▶ _SHORT EXERCISE_: Print out every line, exactly as written.

▶ _DATA_:
--- Start ---

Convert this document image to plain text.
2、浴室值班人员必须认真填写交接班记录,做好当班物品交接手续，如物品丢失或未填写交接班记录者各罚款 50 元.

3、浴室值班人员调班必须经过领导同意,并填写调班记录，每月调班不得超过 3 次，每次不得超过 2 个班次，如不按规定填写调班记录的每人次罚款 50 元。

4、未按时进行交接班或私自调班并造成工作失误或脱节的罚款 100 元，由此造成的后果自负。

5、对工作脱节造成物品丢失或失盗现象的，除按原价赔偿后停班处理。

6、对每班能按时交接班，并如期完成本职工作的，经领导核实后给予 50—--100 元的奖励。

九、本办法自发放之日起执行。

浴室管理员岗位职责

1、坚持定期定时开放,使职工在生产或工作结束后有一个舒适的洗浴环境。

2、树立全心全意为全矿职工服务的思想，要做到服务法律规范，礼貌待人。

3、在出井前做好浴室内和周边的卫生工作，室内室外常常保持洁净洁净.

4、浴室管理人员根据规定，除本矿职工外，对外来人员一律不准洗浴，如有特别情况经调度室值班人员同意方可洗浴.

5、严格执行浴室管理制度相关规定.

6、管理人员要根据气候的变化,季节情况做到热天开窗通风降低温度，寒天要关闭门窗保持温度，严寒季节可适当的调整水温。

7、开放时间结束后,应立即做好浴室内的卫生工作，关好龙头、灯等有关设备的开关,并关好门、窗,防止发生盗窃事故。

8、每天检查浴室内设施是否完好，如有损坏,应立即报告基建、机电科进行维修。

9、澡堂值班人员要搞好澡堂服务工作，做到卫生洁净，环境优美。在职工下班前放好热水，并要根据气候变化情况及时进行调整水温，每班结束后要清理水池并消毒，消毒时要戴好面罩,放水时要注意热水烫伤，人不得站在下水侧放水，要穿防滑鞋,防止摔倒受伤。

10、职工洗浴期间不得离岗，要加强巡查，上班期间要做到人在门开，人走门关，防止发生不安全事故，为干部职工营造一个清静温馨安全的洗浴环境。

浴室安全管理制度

--- End ---

▶ _RESULT OF THE TASK_:
Convert this document image to plain text.
2、浴室值班人员必须认真填写交接班记录,做好当班物品交接手续，如物品丢失或未填写交接班记录者各罚款 50 元.

3、浴室值班人员调班必须经过领导同意,并填写调班记录，每月调班不得超过 3 次，每次不得超过 2 个班次，如不按规定填写调班记录的每人次罚款 50 元。

4、未按时进行交接班或私自调班并造成工作失误或脱节的罚款 100 元，由此造成的后果自负。

5、对工作脱节造成物品丢失或失盗现象的，除按原价赔偿后停班处理。

6、对每班能按时交接班，并如期完成本职工作的，经领导核实后给予 50—--100 元的奖励。

九、本办法自发放之日起执行。

浴室管理员岗位职责

1、坚持定期定时开放,使职工在生产或工作结束后有一个舒适的洗浴环境。

2、树立全心全意为全矿职工服务的思想，要做到服务法律规范，礼貌待人。

3、在出井前做好浴室内和周边的卫生工作，室内室外常常保持洁净洁净.

4、浴室管理人员根据规定，除本矿职工外，对外来人员一律不准洗浴，如有特别情况经调度室值班人员同意方可洗浴.

5、严格执行浴室管理制度相关规定.

6、管理人员要根据气候的变化,季节情况做到热天开窗通风降低温度，寒天要关闭门窗保持温度，严寒季节可适当的调整水温。

7、开放时间结束后,应立即做好浴室内的卫生工作，关好龙头、灯等有关设备的开关,并关好门、窗,防止发生盗窃事故。

8、每天检查浴室内设施是否完好，如有损坏,应立即报告基建、机电科进行维修。

9、澡堂值班人员要搞好澡堂服务工作，做到卫生洁净，环境优美。在职工下班前放好热水，并要根据气候变化情况及时进行调整水温，每班结束后要清理水池并消毒，消毒时要戴好面罩,放水时要注意热水烫伤，人不得站在下水侧放水，要穿防滑鞋,防止摔倒受伤。

10、职工洗浴期间不得离岗，要加强巡查，上班期间要做到人在门开，人走门关，防止发生不安全事故，为干部职工营造一个清静温馨安全的洗浴环境。

浴室安全管理制度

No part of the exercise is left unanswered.